Extracted data entries:
■ ■ ■
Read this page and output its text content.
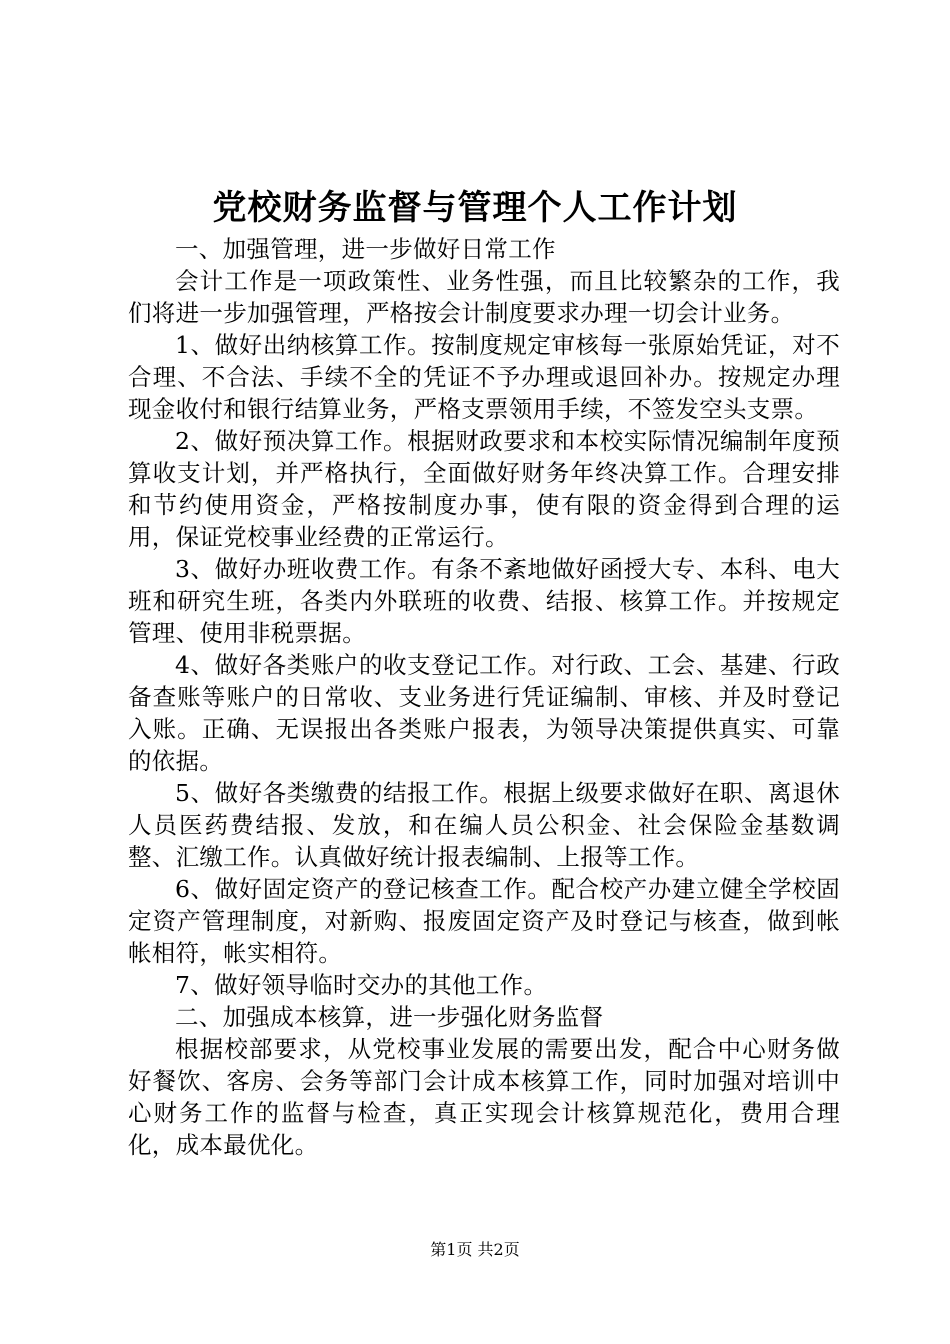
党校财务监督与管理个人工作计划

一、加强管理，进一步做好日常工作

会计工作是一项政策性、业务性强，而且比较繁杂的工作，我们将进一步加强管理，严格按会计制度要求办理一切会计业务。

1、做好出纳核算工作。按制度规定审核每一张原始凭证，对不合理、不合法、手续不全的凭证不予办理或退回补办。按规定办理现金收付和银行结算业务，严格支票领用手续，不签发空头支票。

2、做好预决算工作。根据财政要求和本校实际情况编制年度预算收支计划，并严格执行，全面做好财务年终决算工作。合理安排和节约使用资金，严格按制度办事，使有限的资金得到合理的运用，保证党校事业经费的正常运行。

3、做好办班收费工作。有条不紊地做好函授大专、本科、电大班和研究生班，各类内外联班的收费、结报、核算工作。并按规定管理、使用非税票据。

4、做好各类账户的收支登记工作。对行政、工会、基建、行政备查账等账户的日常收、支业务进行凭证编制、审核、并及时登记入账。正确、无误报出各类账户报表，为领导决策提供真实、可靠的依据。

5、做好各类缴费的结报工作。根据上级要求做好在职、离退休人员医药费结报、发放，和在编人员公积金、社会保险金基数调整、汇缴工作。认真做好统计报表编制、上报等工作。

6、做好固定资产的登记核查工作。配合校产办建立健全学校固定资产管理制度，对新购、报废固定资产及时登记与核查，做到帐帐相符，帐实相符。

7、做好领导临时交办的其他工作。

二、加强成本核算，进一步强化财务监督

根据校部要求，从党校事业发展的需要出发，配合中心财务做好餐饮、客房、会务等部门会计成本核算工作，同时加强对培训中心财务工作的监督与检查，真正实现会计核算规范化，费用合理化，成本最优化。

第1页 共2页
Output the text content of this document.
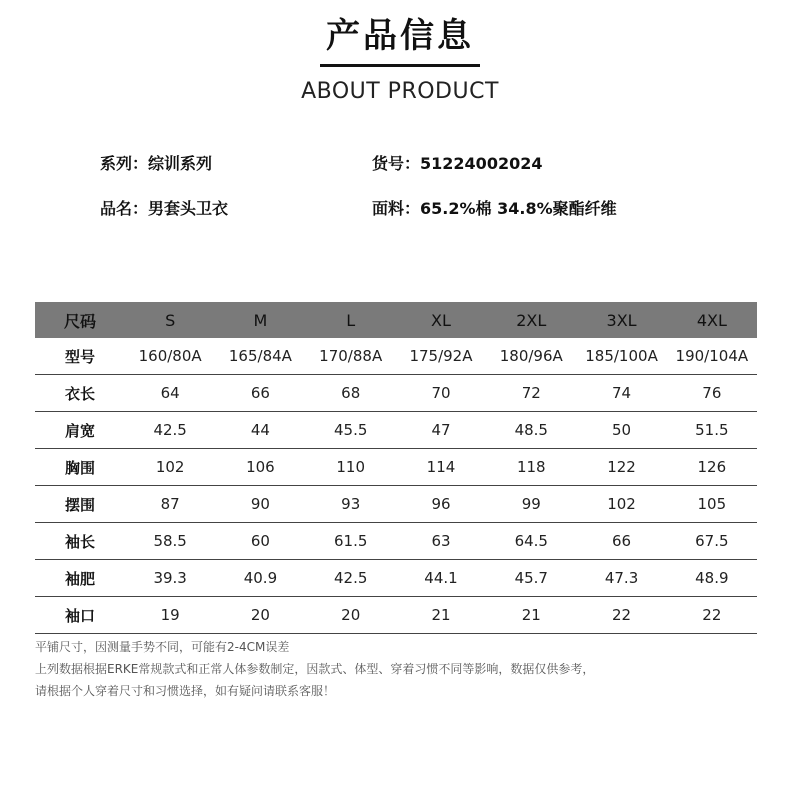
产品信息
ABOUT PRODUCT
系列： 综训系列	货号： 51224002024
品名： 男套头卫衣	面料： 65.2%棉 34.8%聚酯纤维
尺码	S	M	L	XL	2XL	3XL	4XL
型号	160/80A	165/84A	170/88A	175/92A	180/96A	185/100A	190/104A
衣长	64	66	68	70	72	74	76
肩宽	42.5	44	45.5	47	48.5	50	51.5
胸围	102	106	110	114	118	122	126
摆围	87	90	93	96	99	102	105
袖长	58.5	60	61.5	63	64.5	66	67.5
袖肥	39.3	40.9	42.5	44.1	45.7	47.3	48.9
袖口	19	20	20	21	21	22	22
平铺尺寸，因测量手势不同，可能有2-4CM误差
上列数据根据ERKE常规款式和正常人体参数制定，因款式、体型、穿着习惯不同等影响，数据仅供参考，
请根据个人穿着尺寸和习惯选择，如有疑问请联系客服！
■ ■ ■
◆ Set task ◆
Using the material above, state how many lines include the string "text". Answer with a single number.

◆ Response to this exercise ◆
2